### Treść zadania:
Proszę kontynuować zamieszczoną poniżej relację z majowego weekendu w Zakopanem, zaczynając bezpośrednio po jej ostatnim zdaniu.

### Tekst źródłowy:
□ □ □

Przedostatni weekend maja to doskonały czas na wypad z przyjaciółkami za miasto. Choć propozycji spędzenia wspólnego weekendu było wiele, ostatecznie wybór padł na Zakopane. Nigdy wcześniej tam nie byłam, więc chętnie przystałam na tę propozycję - Krupówki i Morskie Oko kiedyś zobaczyć trzeba!
Wyjechać miałyśmy już z samego rana w piątek, ale jak to z kobietami bywa, żadna z nas nie wyrobiła się w czasie, więc planowany na 6 rano wyjazd, przesunął się o całe 2 godziny. No cóż, lepiej późno niż wcale :) Cała trasa odbyła się nieco w ciemno, zabrałyśmy ze sobą jedynie kiepską mapkę i brak pomysłu, którędy jechać do Zakopanego. Na efekty nie trzeba było długo czekać, pogubiłyśmy się po drodze i zrobiłyśmy całkiem niezłe, niepotrzebne zresztą kółko, ale na szczęście szybko udało się wrócić na właściwą trasę i dojechałyśmy bezpiecznie na miejsce.
A tam czekała na nas niezbyt miła niespodzianka. Po wcześniejszej rezerwacji na trzy osoby, okazało się, że czeka na nas pokój dwuosobowy, a właścicielka jest wielce zaskoczona, że jest o jedną osobę więcej... Na szczęście nie zepsuło nam to naszego pobytu, i choć miejsca było okropnie mało, to i tak udało nam się nieźle wypocząć!
Zakopane od samego przyjazdu przywitało nas ulewą, co również nie zniechęciło nas do zwiedzania. Rzuciłyśmy walizki w kąt i udałyśmy się w stronę centrum...
Krupówki
Pamiątki otaczały nas z każdej strony!
I oczywiście miś!
Okolice Gubałówki
Na każdym stoisku proponowano nam degustację oscypków. Po przejściu takiej trasy można było zapełnić brzuch.
Fabryka cukierków
Już na samym deptaku zapraszała do siebie zapachem. A przekraczając jej progi, wkroczyłyśmy w iście bajkową krainę, pachnącą smakowitościami - do wyboru, do koloru!
O pełnych godzinach miały miejsce pokazy, w jaki sposób wytwarzane są cukierki, a także... degustacja! Ok, przyznaję się... poszłyśmy tam dwa dni z rzędu. Takie były dobre!
Dolina Kościeliska
Deszcz, mgła, przemoczone trampki i trzy uparte dziewczyny. Jak widać warunki pogodowe nie sprawiały nam problemów, chociaż nad Morskie Oko niestety nie zawitałyśmy. (Kiedyś nadrobimy straty - I promise..)
Widoki były obłędne - chociaż po tej wyczerpującej wędrówce wyglądałyśmy jak po tygodniowym melanżu - opłacało się!

□ □ □

### Wykaz:

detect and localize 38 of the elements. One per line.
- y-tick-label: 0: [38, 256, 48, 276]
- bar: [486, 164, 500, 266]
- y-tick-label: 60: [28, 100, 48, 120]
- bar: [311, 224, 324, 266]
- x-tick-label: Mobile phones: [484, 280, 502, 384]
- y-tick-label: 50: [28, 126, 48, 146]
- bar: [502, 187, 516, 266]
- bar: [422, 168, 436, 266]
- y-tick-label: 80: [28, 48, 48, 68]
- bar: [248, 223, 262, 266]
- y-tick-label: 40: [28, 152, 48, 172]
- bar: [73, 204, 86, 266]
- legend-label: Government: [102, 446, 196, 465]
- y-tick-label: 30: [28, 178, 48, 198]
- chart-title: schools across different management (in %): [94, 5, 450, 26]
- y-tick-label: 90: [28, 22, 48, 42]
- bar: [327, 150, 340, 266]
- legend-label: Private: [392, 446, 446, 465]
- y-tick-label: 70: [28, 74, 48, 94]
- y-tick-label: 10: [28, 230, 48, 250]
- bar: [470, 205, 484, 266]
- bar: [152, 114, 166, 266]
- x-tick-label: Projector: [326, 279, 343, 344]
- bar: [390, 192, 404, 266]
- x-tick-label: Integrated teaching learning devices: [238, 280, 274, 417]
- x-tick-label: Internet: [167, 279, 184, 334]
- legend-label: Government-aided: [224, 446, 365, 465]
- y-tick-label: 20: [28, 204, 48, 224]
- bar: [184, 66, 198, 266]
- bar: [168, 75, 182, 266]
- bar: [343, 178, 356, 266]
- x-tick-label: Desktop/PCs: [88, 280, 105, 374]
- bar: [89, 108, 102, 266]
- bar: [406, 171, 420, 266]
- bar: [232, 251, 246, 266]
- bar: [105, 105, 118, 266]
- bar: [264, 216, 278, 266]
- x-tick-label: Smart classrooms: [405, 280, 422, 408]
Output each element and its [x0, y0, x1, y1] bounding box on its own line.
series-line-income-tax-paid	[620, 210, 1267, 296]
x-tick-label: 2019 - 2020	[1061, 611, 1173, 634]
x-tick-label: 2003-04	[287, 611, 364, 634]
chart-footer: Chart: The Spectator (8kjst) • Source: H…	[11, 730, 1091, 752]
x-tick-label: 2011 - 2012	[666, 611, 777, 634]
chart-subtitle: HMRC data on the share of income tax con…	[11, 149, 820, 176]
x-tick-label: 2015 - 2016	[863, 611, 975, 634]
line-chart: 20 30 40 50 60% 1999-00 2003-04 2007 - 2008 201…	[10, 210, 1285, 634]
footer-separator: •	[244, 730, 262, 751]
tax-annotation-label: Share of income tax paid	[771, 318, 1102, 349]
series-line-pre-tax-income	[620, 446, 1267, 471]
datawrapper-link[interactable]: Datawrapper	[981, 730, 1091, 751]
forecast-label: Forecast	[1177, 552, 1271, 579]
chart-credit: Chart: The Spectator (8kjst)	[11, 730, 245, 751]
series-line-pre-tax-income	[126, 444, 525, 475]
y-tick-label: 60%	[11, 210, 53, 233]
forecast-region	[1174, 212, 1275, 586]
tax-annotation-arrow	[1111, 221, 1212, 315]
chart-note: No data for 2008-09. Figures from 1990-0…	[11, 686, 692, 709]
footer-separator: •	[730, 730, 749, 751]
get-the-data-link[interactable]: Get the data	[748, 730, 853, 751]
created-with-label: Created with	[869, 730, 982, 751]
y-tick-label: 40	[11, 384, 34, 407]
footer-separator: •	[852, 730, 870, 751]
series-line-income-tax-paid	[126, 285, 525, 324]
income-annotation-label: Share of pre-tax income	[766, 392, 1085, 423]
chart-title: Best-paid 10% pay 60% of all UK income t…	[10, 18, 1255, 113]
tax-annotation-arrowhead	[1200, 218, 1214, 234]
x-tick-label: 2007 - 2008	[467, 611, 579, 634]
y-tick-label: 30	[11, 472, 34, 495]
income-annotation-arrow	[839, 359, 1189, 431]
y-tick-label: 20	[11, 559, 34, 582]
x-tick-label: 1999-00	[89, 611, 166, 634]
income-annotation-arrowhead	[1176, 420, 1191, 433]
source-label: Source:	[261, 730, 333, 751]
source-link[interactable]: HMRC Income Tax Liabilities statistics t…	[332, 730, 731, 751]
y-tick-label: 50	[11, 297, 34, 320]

□ □ □

### Wynik zadania:
No i słynna Jaskinia Mroźna (ponad 1110m n.p.m.) - najpierw wdrapywałyśmy się pod górę, później przeciskałyśmy się przez szczeliny...
... a po wyjściu z niej, wynagrodził nam to taki piękny widok!
I tyle o Dolinie Kościeliskiej...
Nie byłabym sobą, jakbym nie wspomniała czegoś o jedzeniu...
Pierwsze dwa obiady zjadłyśmy w knajpce o nazwie MINI SZAŁAS, gdzie za 15zł dostałyśmy dwudaniowy obiad z surówkami. Za pierwszym razem - niebo w gębie.
Drugiego dnia jednak coś im nie poszło i trzeba było zrezygnować z obiadu i zawitać gdzie indziej.
Nasze wygłodzone żołądki skusiła reklama jedzenia na wagę. 100g za 3zł? Czemu nie!
11zł za garstkę bigosu - nie opłaciło się zupełnie, więc pomimo tego, że było pysznie, chyba jednak nie polecamy.
Trzeci dzień - Gospoda Podkowa
Informacja na stołach zwaliła nas z nóg...
Kto normalny przynosi do restauracji swoje jedzenie i jeszcze płaci za to 70zł!? A może ja jestem jakaś dziwna i tego nie rozumiem?
Jako, że była niedziela, nasze podniebienia zażyczyły sobie rosołu i kotleta (to już chyba standard...)
Ciekawostką jest jednak to, że to na zdjęciu to porcja dziecięca.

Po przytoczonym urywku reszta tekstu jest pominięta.